(Figure dataset records)
┄┄┄┄┄┄┄┄┄┄

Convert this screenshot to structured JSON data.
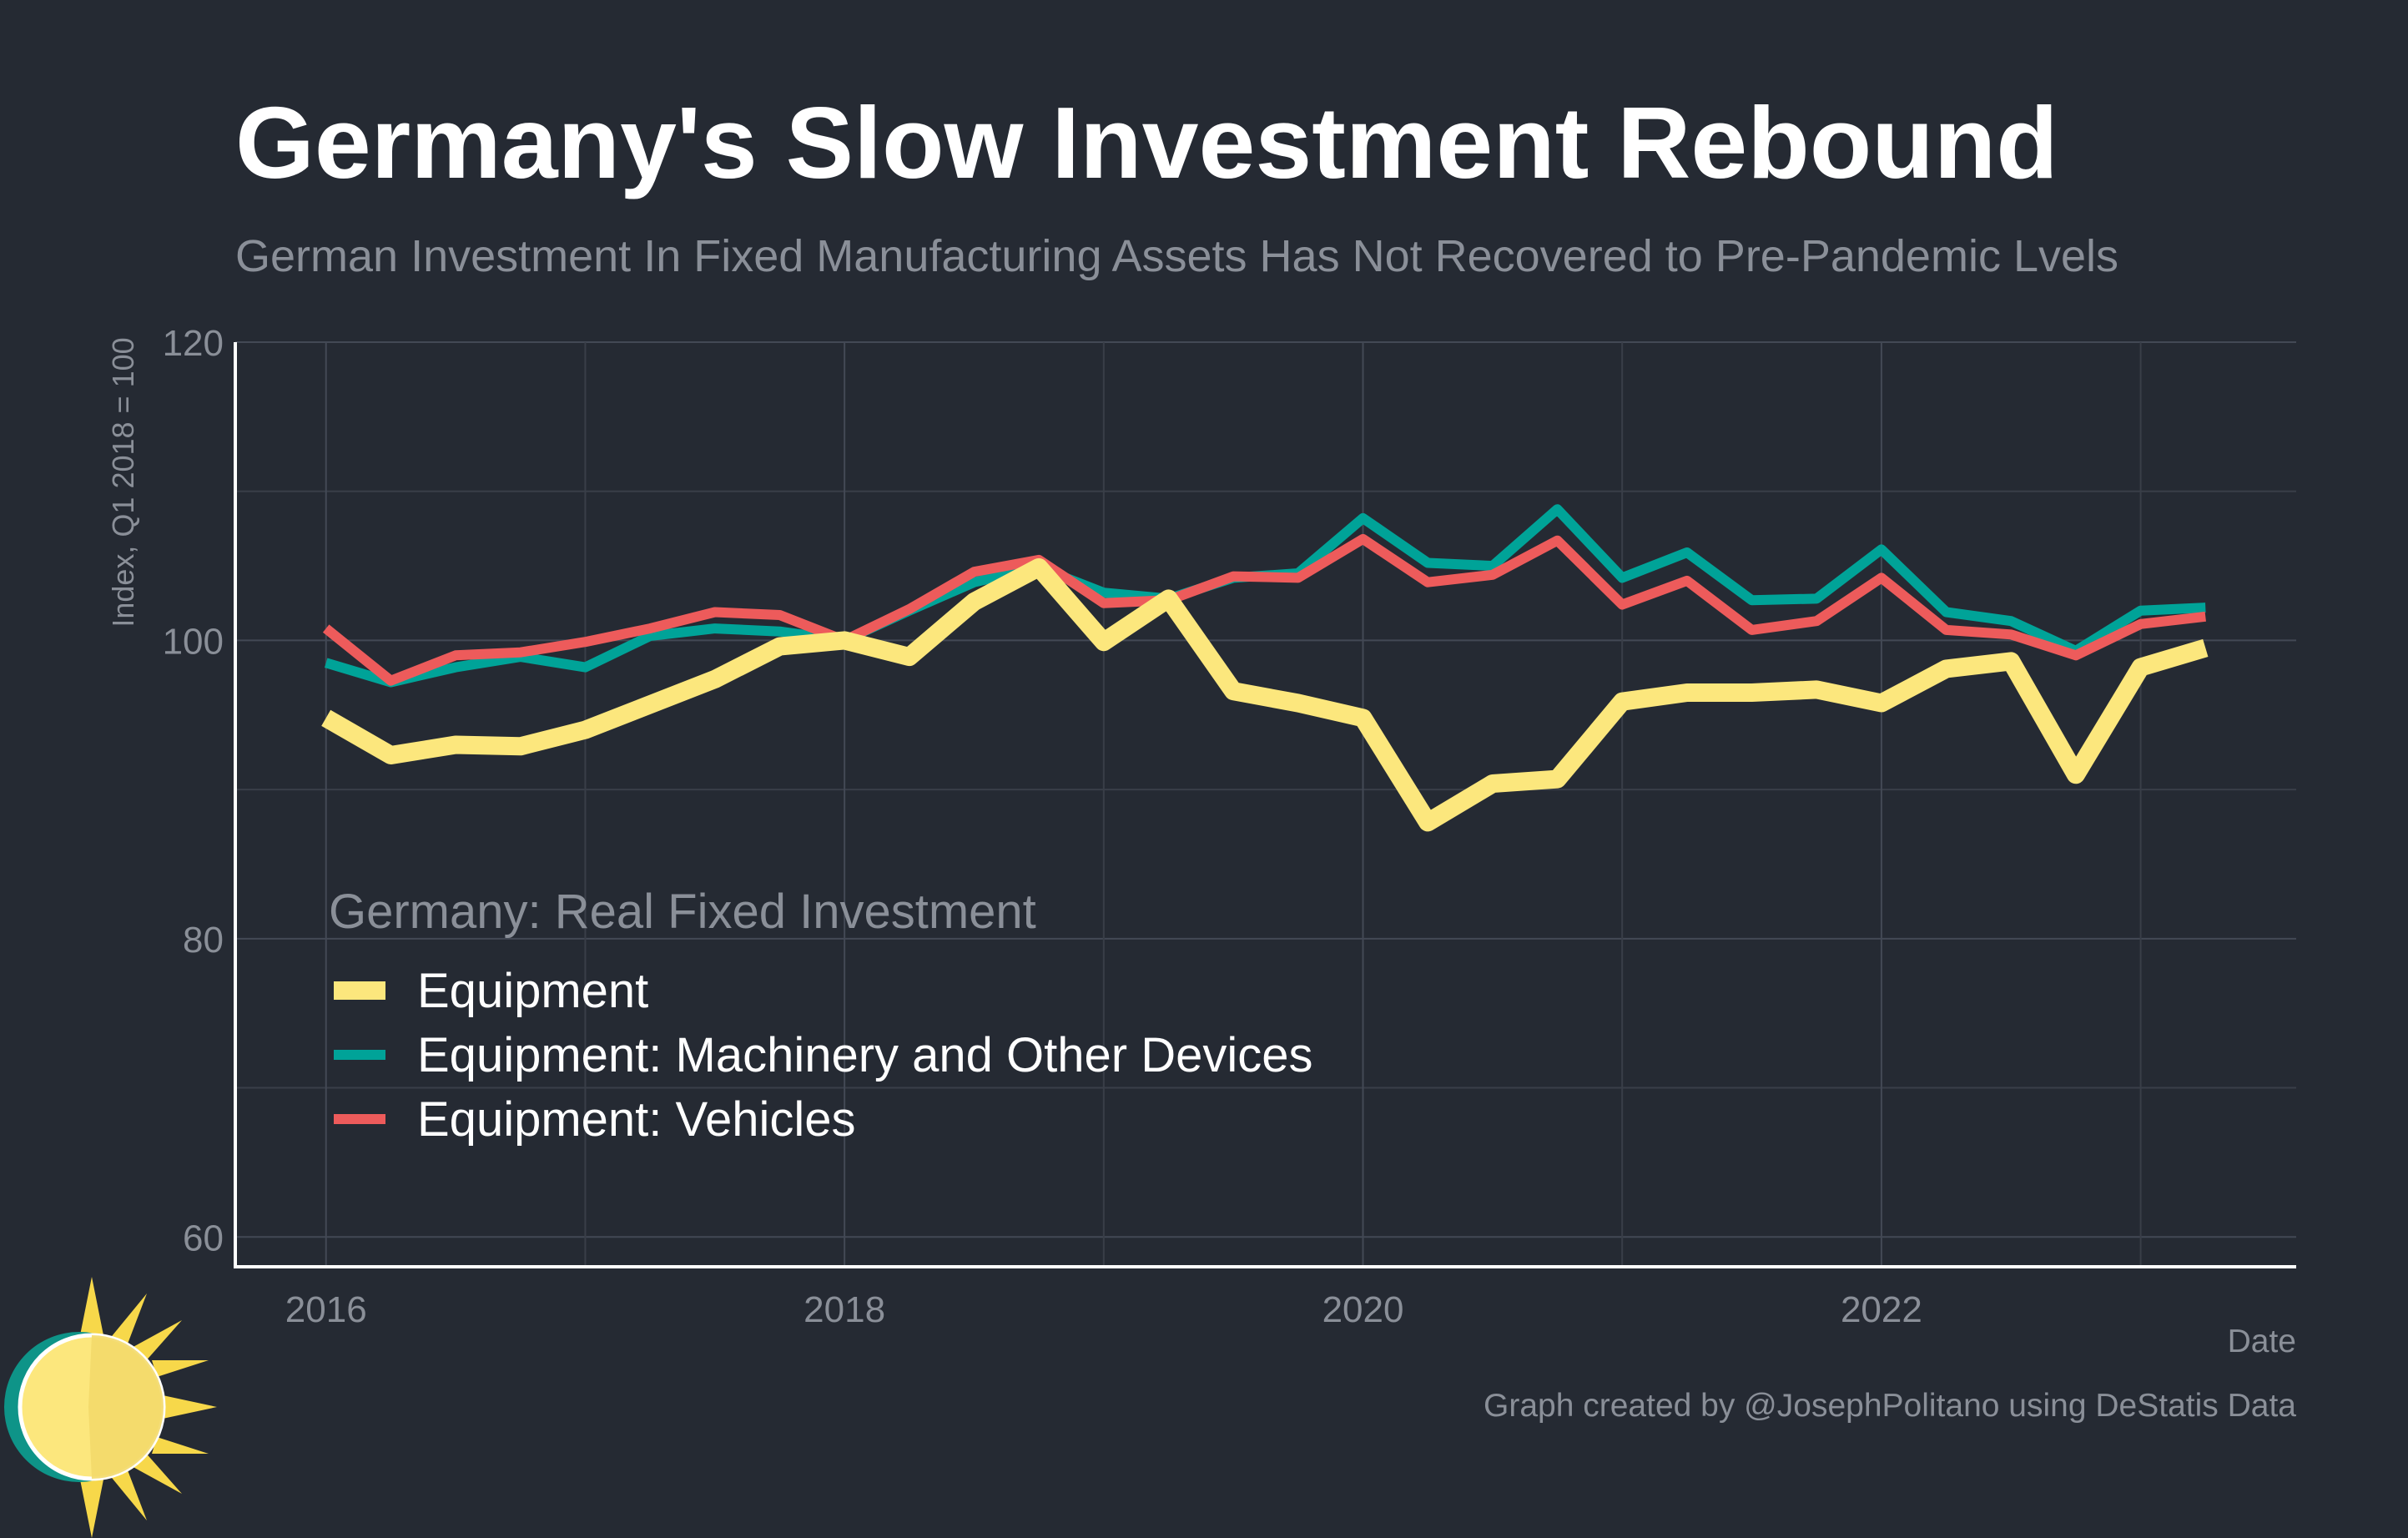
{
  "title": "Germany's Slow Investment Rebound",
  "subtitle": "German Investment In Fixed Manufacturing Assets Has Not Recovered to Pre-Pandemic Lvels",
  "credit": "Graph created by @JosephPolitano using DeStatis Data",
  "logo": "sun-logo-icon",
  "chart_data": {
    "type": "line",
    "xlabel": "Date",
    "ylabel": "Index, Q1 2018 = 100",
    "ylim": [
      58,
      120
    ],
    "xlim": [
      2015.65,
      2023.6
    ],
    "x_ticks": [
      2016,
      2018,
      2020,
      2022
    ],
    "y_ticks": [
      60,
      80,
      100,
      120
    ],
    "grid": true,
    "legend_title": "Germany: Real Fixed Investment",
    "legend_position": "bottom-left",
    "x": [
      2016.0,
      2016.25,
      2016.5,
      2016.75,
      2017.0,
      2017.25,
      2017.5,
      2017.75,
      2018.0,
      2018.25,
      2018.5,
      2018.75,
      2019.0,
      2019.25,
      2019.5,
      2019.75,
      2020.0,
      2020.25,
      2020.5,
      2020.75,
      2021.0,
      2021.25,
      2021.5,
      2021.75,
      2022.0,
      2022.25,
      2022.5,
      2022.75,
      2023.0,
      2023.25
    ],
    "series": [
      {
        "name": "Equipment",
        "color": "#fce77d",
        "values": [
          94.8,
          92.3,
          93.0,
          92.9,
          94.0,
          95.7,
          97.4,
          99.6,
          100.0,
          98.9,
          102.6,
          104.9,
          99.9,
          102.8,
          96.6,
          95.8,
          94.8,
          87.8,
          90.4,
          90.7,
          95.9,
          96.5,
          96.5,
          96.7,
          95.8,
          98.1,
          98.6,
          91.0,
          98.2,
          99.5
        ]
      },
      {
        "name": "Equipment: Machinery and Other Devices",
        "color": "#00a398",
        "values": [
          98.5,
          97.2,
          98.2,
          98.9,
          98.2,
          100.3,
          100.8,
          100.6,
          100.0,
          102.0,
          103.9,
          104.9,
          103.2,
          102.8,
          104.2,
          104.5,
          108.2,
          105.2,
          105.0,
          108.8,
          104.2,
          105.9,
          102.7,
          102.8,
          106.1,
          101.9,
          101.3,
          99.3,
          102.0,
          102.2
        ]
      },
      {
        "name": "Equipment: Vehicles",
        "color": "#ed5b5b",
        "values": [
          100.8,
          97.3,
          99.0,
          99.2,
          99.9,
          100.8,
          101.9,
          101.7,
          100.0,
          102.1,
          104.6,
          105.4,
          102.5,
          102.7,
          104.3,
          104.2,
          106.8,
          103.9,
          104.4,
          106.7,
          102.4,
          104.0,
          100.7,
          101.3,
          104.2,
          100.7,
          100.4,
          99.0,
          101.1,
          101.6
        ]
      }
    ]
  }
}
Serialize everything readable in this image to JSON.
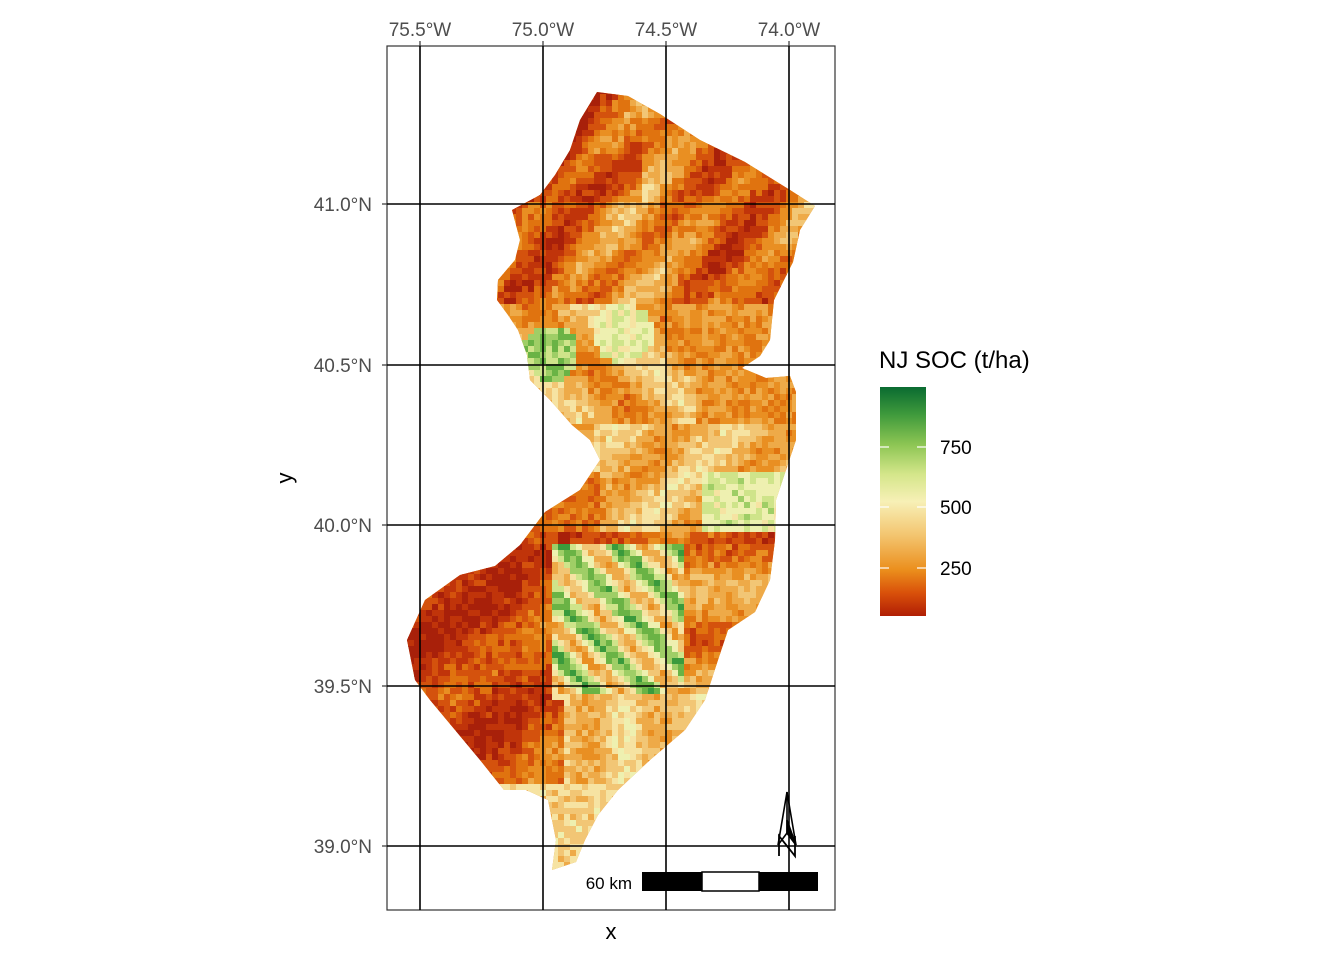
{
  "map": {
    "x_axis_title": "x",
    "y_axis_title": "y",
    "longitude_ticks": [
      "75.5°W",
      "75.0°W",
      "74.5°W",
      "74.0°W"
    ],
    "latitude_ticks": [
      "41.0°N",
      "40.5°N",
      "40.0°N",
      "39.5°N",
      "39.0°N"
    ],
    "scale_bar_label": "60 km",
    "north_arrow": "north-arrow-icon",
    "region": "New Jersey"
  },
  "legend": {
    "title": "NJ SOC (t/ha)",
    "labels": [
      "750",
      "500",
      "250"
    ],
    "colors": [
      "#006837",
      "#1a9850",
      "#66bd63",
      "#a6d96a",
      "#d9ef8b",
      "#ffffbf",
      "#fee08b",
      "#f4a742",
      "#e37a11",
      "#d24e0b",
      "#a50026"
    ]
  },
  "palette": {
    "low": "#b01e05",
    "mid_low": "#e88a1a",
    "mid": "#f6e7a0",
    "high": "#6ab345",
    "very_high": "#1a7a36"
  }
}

┄┄┄┄┄┄┄┄┄┄

**What is required:** In the entries above, find every line holding the word "JSON" and copy it out.

**Correct output:**
Convert this screenshot to structured JSON data.
Serialize everything readable in this image to JSON.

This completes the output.